= PROBLEM TO SOLVE =
Return each line of the material verbatim.

(Rows from a dataset)
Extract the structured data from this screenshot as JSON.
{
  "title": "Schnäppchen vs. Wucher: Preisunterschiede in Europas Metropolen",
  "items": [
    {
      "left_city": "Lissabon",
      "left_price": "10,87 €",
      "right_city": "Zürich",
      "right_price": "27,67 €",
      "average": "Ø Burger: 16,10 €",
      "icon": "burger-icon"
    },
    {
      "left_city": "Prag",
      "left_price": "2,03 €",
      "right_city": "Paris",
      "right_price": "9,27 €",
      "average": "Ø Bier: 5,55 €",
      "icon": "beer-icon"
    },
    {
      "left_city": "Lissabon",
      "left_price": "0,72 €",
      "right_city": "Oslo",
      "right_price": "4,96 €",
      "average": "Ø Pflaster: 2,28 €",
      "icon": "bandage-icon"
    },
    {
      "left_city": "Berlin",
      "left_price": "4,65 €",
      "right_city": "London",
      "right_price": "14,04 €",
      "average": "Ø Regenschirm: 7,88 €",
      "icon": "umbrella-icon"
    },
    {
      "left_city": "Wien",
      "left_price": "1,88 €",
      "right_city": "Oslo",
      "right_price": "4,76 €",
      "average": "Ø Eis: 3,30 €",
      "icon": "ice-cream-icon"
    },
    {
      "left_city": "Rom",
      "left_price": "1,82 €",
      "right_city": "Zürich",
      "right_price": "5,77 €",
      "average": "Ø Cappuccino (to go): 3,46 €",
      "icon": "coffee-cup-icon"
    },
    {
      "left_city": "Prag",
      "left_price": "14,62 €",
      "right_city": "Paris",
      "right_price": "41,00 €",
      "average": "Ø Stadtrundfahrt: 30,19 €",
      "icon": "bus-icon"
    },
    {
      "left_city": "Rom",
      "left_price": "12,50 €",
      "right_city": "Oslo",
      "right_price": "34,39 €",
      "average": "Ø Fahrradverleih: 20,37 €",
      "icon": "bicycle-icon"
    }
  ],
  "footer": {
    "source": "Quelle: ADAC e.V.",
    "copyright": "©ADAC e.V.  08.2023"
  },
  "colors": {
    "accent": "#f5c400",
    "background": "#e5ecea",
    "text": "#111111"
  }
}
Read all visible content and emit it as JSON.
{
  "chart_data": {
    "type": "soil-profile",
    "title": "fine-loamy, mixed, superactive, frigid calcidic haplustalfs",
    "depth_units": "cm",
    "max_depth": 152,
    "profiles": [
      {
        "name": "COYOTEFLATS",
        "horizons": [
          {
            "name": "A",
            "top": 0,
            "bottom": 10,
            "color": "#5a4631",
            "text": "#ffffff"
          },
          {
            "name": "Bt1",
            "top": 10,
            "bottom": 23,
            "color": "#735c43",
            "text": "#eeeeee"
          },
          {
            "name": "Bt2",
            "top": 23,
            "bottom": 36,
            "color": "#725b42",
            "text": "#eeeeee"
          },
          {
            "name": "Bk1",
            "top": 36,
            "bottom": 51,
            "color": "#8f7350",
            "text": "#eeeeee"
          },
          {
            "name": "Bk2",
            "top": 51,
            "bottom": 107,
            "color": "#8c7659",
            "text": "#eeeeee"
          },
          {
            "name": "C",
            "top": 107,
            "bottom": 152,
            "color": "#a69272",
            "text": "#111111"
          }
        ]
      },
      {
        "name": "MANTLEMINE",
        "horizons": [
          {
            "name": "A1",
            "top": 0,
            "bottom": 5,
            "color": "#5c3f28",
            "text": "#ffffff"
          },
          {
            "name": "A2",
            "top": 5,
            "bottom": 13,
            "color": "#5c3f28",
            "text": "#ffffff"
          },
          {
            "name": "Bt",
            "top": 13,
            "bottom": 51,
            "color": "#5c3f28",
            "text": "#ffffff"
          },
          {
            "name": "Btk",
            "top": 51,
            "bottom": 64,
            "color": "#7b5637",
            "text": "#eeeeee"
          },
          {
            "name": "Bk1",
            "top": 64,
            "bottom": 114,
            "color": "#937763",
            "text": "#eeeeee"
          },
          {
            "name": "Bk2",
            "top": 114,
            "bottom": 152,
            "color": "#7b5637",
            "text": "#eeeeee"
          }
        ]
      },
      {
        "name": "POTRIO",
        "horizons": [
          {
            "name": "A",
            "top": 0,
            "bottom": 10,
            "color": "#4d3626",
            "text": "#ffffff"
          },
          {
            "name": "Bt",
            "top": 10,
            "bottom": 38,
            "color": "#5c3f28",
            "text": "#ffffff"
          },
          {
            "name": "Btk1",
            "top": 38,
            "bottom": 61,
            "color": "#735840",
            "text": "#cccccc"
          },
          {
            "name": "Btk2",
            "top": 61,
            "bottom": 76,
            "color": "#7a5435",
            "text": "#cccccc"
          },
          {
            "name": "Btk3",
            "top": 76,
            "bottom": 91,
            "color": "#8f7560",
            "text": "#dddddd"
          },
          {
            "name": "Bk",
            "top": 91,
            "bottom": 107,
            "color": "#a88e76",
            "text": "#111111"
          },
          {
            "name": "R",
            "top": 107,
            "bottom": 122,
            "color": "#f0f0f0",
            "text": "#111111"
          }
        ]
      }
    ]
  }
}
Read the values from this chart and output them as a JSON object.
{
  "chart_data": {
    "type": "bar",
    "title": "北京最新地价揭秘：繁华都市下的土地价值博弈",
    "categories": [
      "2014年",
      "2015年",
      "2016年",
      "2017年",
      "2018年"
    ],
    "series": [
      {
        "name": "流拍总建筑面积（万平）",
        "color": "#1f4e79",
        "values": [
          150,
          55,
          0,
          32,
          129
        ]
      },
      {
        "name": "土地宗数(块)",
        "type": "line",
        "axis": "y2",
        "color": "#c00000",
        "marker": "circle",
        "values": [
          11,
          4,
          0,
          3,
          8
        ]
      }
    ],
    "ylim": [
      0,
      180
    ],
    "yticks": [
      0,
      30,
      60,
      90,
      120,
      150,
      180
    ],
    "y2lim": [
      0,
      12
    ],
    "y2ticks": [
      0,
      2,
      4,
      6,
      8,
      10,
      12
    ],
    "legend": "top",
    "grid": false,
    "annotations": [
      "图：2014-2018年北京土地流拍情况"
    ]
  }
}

= EXPECTED ANSWER =
Extract the structured data from this screenshot as JSON.
{
  "title": "Schnäppchen vs. Wucher: Preisunterschiede in Europas Metropolen",
  "items": [
    {
      "left_city": "Lissabon",
      "left_price": "10,87 €",
      "right_city": "Zürich",
      "right_price": "27,67 €",
      "average": "Ø Burger: 16,10 €",
      "icon": "burger-icon"
    },
    {
      "left_city": "Prag",
      "left_price": "2,03 €",
      "right_city": "Paris",
      "right_price": "9,27 €",
      "average": "Ø Bier: 5,55 €",
      "icon": "beer-icon"
    },
    {
      "left_city": "Lissabon",
      "left_price": "0,72 €",
      "right_city": "Oslo",
      "right_price": "4,96 €",
      "average": "Ø Pflaster: 2,28 €",
      "icon": "bandage-icon"
    },
    {
      "left_city": "Berlin",
      "left_price": "4,65 €",
      "right_city": "London",
      "right_price": "14,04 €",
      "average": "Ø Regenschirm: 7,88 €",
      "icon": "umbrella-icon"
    },
    {
      "left_city": "Wien",
      "left_price": "1,88 €",
      "right_city": "Oslo",
      "right_price": "4,76 €",
      "average": "Ø Eis: 3,30 €",
      "icon": "ice-cream-icon"
    },
    {
      "left_city": "Rom",
      "left_price": "1,82 €",
      "right_city": "Zürich",
      "right_price": "5,77 €",
      "average": "Ø Cappuccino (to go): 3,46 €",
      "icon": "coffee-cup-icon"
    },
    {
      "left_city": "Prag",
      "left_price": "14,62 €",
      "right_city": "Paris",
      "right_price": "41,00 €",
      "average": "Ø Stadtrundfahrt: 30,19 €",
      "icon": "bus-icon"
    },
    {
      "left_city": "Rom",
      "left_price": "12,50 €",
      "right_city": "Oslo",
      "right_price": "34,39 €",
      "average": "Ø Fahrradverleih: 20,37 €",
      "icon": "bicycle-icon"
    }
  ],
  "footer": {
    "source": "Quelle: ADAC e.V.",
    "copyright": "©ADAC e.V.  08.2023"
  },
  "colors": {
    "accent": "#f5c400",
    "background": "#e5ecea",
    "text": "#111111"
  }
}
Read all visible content and emit it as JSON.
{
  "chart_data": {
    "type": "soil-profile",
    "title": "fine-loamy, mixed, superactive, frigid calcidic haplustalfs",
    "depth_units": "cm",
    "max_depth": 152,
    "profiles": [
      {
        "name": "COYOTEFLATS",
        "horizons": [
          {
            "name": "A",
            "top": 0,
            "bottom": 10,
            "color": "#5a4631",
            "text": "#ffffff"
          },
          {
            "name": "Bt1",
            "top": 10,
            "bottom": 23,
            "color": "#735c43",
            "text": "#eeeeee"
          },
          {
            "name": "Bt2",
            "top": 23,
            "bottom": 36,
            "color": "#725b42",
            "text": "#eeeeee"
          },
          {
            "name": "Bk1",
            "top": 36,
            "bottom": 51,
            "color": "#8f7350",
            "text": "#eeeeee"
          },
          {
            "name": "Bk2",
            "top": 51,
            "bottom": 107,
            "color": "#8c7659",
            "text": "#eeeeee"
          },
          {
            "name": "C",
            "top": 107,
            "bottom": 152,
            "color": "#a69272",
            "text": "#111111"
          }
        ]
      },
      {
        "name": "MANTLEMINE",
        "horizons": [
          {
            "name": "A1",
            "top": 0,
            "bottom": 5,
            "color": "#5c3f28",
            "text": "#ffffff"
          },
          {
            "name": "A2",
            "top": 5,
            "bottom": 13,
            "color": "#5c3f28",
            "text": "#ffffff"
          },
          {
            "name": "Bt",
            "top": 13,
            "bottom": 51,
            "color": "#5c3f28",
            "text": "#ffffff"
          },
          {
            "name": "Btk",
            "top": 51,
            "bottom": 64,
            "color": "#7b5637",
            "text": "#eeeeee"
          },
          {
            "name": "Bk1",
            "top": 64,
            "bottom": 114,
            "color": "#937763",
            "text": "#eeeeee"
          },
          {
            "name": "Bk2",
            "top": 114,
            "bottom": 152,
            "color": "#7b5637",
            "text": "#eeeeee"
          }
        ]
      },
      {
        "name": "POTRIO",
        "horizons": [
          {
            "name": "A",
            "top": 0,
            "bottom": 10,
            "color": "#4d3626",
            "text": "#ffffff"
          },
          {
            "name": "Bt",
            "top": 10,
            "bottom": 38,
            "color": "#5c3f28",
            "text": "#ffffff"
          },
          {
            "name": "Btk1",
            "top": 38,
            "bottom": 61,
            "color": "#735840",
            "text": "#cccccc"
          },
          {
            "name": "Btk2",
            "top": 61,
            "bottom": 76,
            "color": "#7a5435",
            "text": "#cccccc"
          },
          {
            "name": "Btk3",
            "top": 76,
            "bottom": 91,
            "color": "#8f7560",
            "text": "#dddddd"
          },
          {
            "name": "Bk",
            "top": 91,
            "bottom": 107,
            "color": "#a88e76",
            "text": "#111111"
          },
          {
            "name": "R",
            "top": 107,
            "bottom": 122,
            "color": "#f0f0f0",
            "text": "#111111"
          }
        ]
      }
    ]
  }
}
Read the values from this chart and output them as a JSON object.
{
  "chart_data": {
    "type": "bar",
    "title": "北京最新地价揭秘：繁华都市下的土地价值博弈",
    "categories": [
      "2014年",
      "2015年",
      "2016年",
      "2017年",
      "2018年"
    ],
    "series": [
      {
        "name": "流拍总建筑面积（万平）",
        "color": "#1f4e79",
        "values": [
          150,
          55,
          0,
          32,
          129
        ]
      },
      {
        "name": "土地宗数(块)",
        "type": "line",
        "axis": "y2",
        "color": "#c00000",
        "marker": "circle",
        "values": [
          11,
          4,
          0,
          3,
          8
        ]
      }
    ],
    "ylim": [
      0,
      180
    ],
    "yticks": [
      0,
      30,
      60,
      90,
      120,
      150,
      180
    ],
    "y2lim": [
      0,
      12
    ],
    "y2ticks": [
      0,
      2,
      4,
      6,
      8,
      10,
      12
    ],
    "legend": "top",
    "grid": false,
    "annotations": [
      "图：2014-2018年北京土地流拍情况"
    ]
  }
}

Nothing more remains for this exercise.